→ **Consigne 1**:
Recopiez à l'identique les lignes des enregistrements, depuis le début des enregistrements jusqu'à la ligne contenant "footer-works-heading: Our Works", ces deux bornes comprises.

24. « A cause de leurs artifices, vous les avez fait tomber[2] » À cause de leurs artifices, ou de leur fraude : parce qu’ils cherchent la fraude, ils sont trompés. Qu’est-ce à dire : Ils sont trompés, parce qu’ils veulent tromper ? Ils veulent tromper les hommes par mille artifices, eux-mêmes sont trompés, et délaissent les biens de l’éternité, pour les biens du temps, Donc, mes frères, ils se trompent en voulant tromper. Je vous l’ai déjà dit, mes frères, quelle âme peut avoir celui qui vole un manteau, et qui perd la foi ? Est-ce bien celui qui perd ce vêtement qui est victime de la fraude, ou celui qui éprouve un si grand dommage ? C’est le premier, si le manteau est plus précieux que la foi ; mais si la foi est infiniment préférable au monde enlier, l’un perdra son manteau à la vérité, mais il est dit à l’autre : « Que sert à l’homme de gagner le monde, s’il vient à perdre son âme[3] ». Qu’arrive-t-il donc aux méchants ? « A cause de leurs artifices vous les avez fait tomber : vous les avez humiliés pendant qu’ils s’élevaient ». Il n’est pas dit : Vous les avez humiliés, parce qu’ils s’élevaient : car ce n’est point après qu’ils se sont élevés que vous les avez humiliés, mais à l’instant même qu’ils s’élevaient vous les avez humiliés. Car s’élever ainsi, c’est déjà tomber, « Vous les avez humiliés pendant qu’ils s’élevaient ».
25. « D’où leur est venue cette catastrophe subite[4] ? » Le Prophète s’étonne à leur sujet, il comprend leur dernière fin. « Ils se sont véritablement évanouis » comme une fumée qui ne s’élève que pour se dissiper. Comment dit-il qu’« ils se sont évanouis ? » Il en parle comme un homme qui comprend la fin des choses. « Ils se sont évanouis ; ils ont péri à cause de leur iniquité ».

→ **Consigne 2**:
D'après le texte affiché, à quoi le Prophète compare-t-il les méchants qui « se sont évanouis », s'il vous plaît ?

→ **Données enregistrées**:
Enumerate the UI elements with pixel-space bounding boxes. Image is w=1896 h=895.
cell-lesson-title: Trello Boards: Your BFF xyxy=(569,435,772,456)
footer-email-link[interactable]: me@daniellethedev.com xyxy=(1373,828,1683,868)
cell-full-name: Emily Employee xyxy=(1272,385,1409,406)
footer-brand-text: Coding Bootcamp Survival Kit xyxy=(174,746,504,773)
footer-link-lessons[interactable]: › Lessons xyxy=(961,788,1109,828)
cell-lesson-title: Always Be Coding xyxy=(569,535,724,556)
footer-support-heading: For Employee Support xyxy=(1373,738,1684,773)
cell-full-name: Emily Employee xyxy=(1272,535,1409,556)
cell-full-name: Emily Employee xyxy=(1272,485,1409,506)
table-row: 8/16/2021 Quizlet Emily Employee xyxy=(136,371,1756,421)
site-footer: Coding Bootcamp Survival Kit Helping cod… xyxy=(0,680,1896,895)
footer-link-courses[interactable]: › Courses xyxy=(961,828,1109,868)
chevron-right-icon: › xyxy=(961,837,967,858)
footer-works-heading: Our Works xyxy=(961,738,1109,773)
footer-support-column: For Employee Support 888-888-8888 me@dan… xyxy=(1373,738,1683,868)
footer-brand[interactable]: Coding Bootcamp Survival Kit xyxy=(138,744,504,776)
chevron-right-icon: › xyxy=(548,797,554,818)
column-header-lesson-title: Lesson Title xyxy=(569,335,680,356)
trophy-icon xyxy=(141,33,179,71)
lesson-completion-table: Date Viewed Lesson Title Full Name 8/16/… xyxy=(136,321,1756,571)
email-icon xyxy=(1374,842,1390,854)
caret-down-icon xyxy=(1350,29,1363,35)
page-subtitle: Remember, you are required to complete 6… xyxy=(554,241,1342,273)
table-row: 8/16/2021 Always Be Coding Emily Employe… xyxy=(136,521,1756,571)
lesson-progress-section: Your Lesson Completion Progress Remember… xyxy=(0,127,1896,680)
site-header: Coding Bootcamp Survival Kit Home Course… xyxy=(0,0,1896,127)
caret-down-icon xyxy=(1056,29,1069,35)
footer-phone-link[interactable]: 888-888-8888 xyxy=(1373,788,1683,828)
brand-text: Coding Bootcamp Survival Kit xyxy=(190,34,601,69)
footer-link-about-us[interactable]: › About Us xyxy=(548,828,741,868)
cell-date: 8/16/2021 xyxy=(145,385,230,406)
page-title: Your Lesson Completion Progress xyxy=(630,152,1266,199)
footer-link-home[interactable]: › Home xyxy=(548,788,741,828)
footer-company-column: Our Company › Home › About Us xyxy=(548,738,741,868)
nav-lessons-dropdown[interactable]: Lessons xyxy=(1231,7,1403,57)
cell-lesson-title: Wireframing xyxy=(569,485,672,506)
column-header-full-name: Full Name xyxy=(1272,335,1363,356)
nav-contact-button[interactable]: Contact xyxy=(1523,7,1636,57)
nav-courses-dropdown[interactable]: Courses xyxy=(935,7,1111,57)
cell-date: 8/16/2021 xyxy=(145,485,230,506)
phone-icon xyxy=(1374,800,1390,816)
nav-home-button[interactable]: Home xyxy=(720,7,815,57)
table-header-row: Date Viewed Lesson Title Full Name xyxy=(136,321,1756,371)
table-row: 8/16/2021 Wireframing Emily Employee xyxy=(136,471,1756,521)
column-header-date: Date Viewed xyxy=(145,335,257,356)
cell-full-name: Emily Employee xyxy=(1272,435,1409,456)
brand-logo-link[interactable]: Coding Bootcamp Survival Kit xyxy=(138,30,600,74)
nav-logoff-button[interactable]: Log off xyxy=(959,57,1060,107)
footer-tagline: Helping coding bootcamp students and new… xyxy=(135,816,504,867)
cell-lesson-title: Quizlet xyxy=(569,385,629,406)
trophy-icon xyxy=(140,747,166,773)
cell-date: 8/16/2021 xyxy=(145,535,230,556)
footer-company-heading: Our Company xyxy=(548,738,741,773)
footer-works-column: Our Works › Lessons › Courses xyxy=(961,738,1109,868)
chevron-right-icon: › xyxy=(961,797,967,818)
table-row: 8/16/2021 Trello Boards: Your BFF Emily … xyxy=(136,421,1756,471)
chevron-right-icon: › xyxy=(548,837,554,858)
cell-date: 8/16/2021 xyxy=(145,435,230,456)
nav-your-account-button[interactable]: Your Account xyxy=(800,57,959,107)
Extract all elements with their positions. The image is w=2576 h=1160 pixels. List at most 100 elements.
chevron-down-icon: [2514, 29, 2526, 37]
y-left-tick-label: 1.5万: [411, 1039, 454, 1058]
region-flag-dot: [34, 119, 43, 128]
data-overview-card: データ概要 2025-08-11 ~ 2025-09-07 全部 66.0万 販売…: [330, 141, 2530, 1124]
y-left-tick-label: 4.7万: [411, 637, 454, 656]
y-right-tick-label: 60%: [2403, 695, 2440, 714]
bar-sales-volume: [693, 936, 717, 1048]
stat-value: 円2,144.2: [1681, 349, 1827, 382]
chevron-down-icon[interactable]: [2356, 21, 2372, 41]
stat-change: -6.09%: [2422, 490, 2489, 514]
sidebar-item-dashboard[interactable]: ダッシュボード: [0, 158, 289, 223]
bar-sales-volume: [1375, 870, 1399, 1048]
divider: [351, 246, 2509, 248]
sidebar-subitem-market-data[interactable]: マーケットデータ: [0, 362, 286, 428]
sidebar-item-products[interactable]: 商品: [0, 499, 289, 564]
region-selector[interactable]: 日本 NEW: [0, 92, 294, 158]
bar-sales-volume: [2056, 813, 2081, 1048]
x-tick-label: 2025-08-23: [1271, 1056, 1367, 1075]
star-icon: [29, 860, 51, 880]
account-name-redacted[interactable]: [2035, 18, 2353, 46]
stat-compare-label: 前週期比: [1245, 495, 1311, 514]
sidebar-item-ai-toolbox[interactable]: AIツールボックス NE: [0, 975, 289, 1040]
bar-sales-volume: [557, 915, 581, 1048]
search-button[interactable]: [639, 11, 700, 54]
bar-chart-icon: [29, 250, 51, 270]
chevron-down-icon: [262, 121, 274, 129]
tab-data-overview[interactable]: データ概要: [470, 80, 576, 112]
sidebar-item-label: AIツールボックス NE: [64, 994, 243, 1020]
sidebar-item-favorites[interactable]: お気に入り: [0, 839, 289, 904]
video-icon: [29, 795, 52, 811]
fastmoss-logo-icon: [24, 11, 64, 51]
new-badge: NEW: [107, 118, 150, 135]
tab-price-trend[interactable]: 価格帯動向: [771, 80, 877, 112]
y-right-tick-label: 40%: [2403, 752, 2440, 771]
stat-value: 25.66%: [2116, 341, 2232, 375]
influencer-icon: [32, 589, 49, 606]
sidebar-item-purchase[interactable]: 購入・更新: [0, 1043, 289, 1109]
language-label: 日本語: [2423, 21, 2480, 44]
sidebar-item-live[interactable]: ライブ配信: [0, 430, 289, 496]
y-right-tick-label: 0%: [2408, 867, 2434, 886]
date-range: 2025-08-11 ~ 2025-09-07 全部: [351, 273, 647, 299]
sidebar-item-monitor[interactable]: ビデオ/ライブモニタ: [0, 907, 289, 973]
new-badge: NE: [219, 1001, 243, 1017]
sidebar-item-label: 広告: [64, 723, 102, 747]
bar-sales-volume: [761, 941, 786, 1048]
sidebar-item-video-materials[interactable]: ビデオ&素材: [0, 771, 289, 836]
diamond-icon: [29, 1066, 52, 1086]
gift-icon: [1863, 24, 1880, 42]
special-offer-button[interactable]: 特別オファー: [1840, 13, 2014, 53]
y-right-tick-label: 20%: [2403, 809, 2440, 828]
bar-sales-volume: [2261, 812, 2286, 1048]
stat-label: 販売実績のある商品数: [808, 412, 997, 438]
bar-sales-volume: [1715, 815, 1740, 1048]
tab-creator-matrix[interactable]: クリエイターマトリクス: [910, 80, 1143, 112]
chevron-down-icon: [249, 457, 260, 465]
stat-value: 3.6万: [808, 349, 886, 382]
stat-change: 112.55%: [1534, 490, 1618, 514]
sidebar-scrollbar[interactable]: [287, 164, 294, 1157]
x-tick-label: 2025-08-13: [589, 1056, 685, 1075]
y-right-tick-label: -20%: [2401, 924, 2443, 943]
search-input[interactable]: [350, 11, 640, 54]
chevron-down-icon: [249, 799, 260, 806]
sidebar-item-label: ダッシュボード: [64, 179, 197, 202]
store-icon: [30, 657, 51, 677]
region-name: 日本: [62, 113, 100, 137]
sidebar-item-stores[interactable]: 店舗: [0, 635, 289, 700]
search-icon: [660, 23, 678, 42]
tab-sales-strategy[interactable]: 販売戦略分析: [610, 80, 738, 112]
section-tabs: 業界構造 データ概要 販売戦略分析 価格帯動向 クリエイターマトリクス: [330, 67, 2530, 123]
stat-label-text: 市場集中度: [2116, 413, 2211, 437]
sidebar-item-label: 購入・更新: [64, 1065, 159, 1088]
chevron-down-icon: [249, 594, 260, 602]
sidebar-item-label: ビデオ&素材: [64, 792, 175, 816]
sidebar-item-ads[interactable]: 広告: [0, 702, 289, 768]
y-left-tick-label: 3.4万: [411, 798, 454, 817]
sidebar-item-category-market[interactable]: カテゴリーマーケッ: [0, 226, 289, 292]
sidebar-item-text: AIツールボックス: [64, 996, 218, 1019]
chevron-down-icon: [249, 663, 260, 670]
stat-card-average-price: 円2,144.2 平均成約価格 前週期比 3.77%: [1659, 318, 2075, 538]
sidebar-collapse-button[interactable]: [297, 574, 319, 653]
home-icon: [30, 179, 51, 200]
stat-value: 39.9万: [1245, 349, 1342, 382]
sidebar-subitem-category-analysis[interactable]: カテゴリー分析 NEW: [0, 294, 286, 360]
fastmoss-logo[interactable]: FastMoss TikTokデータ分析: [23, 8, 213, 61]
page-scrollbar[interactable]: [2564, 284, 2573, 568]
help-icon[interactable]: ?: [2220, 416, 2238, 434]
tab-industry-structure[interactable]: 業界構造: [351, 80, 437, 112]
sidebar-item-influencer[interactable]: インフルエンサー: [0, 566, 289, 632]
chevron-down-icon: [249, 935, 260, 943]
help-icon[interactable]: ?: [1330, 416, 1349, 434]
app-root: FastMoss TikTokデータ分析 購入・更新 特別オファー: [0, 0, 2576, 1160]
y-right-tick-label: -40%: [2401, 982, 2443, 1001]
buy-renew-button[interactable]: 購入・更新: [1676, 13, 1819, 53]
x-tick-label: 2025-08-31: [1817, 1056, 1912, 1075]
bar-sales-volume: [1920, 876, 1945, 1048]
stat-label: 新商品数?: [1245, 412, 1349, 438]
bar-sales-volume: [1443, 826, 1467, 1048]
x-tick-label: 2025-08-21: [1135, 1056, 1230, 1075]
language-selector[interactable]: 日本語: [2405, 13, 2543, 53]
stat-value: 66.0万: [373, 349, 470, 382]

→ **Réponse 1**:
Enumerate the UI elements with pixel-space bounding boxes. Image is w=1896 h=895.
cell-lesson-title: Trello Boards: Your BFF xyxy=(569,435,772,456)
footer-email-link[interactable]: me@daniellethedev.com xyxy=(1373,828,1683,868)
cell-full-name: Emily Employee xyxy=(1272,385,1409,406)
footer-brand-text: Coding Bootcamp Survival Kit xyxy=(174,746,504,773)
footer-link-lessons[interactable]: › Lessons xyxy=(961,788,1109,828)
cell-lesson-title: Always Be Coding xyxy=(569,535,724,556)
footer-support-heading: For Employee Support xyxy=(1373,738,1684,773)
cell-full-name: Emily Employee xyxy=(1272,535,1409,556)
cell-full-name: Emily Employee xyxy=(1272,485,1409,506)
table-row: 8/16/2021 Quizlet Emily Employee xyxy=(136,371,1756,421)
site-footer: Coding Bootcamp Survival Kit Helping cod… xyxy=(0,680,1896,895)
footer-link-courses[interactable]: › Courses xyxy=(961,828,1109,868)
chevron-right-icon: › xyxy=(961,837,967,858)
footer-works-heading: Our Works xyxy=(961,738,1109,773)

→ **Réponse 2**:
À une fumée qui ne s'élève que pour se dissiper.